Entries from a dataset:
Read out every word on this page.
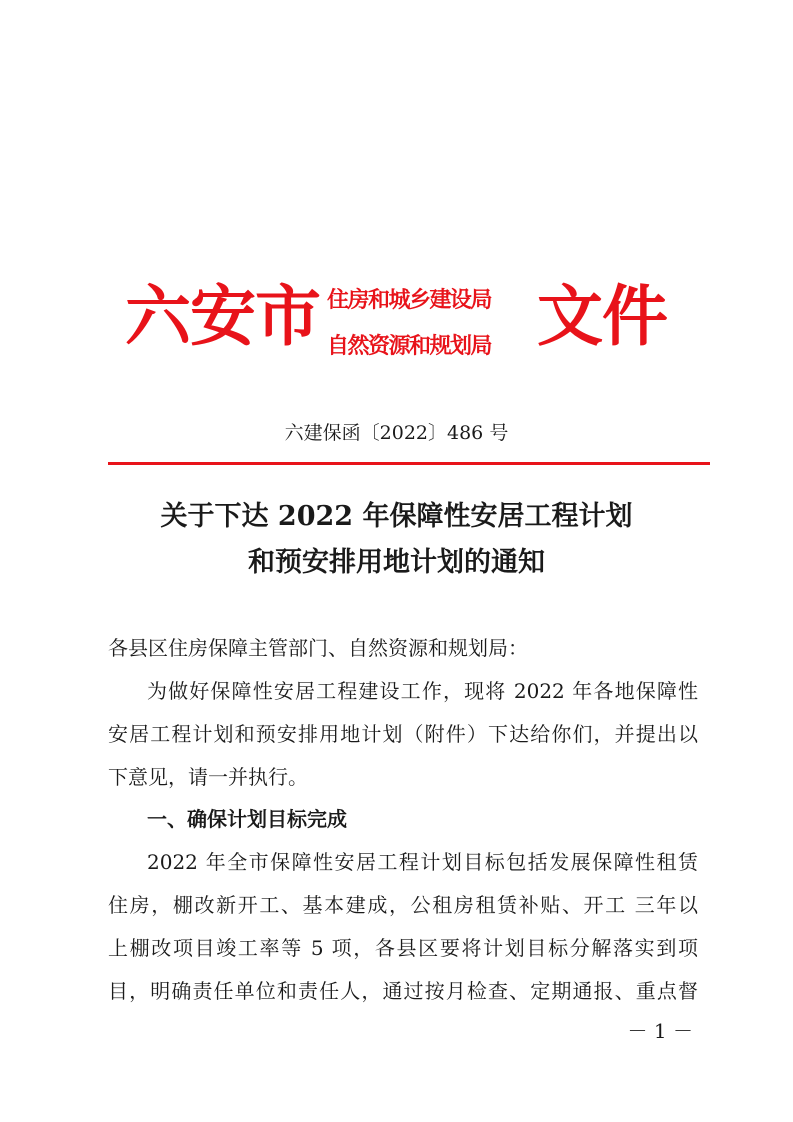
六安市 住房和城乡建设局
自然资源和规划局 文件
六建保函〔2022〕486 号
关于下达 2022 年保障性安居工程计划
和预安排用地计划的通知
各县区住房保障主管部门、自然资源和规划局：
为做好保障性安居工程建设工作，现将 2022 年各地保障性
安居工程计划和预安排用地计划（附件）下达给你们，并提出以
下意见，请一并执行。
一、确保计划目标完成
2022 年全市保障性安居工程计划目标包括发展保障性租赁
住房，棚改新开工、基本建成，公租房租赁补贴、开工 三年以
上棚改项目竣工率等 5 项，各县区要将计划目标分解落实到项
目，明确责任单位和责任人，通过按月检查、定期通报、重点督
－ 1 －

• [What is required]: Return the records exactly. Don't carry the pictures over.

• [Output below]:
Read out every word on this page.
六安市 住房和城乡建设局
自然资源和规划局 文件
六建保函〔2022〕486 号
关于下达 2022 年保障性安居工程计划
和预安排用地计划的通知
各县区住房保障主管部门、自然资源和规划局：
为做好保障性安居工程建设工作，现将 2022 年各地保障性
安居工程计划和预安排用地计划（附件）下达给你们，并提出以
下意见，请一并执行。
一、确保计划目标完成
2022 年全市保障性安居工程计划目标包括发展保障性租赁
住房，棚改新开工、基本建成，公租房租赁补贴、开工 三年以
上棚改项目竣工率等 5 项，各县区要将计划目标分解落实到项
目，明确责任单位和责任人，通过按月检查、定期通报、重点督
－ 1 －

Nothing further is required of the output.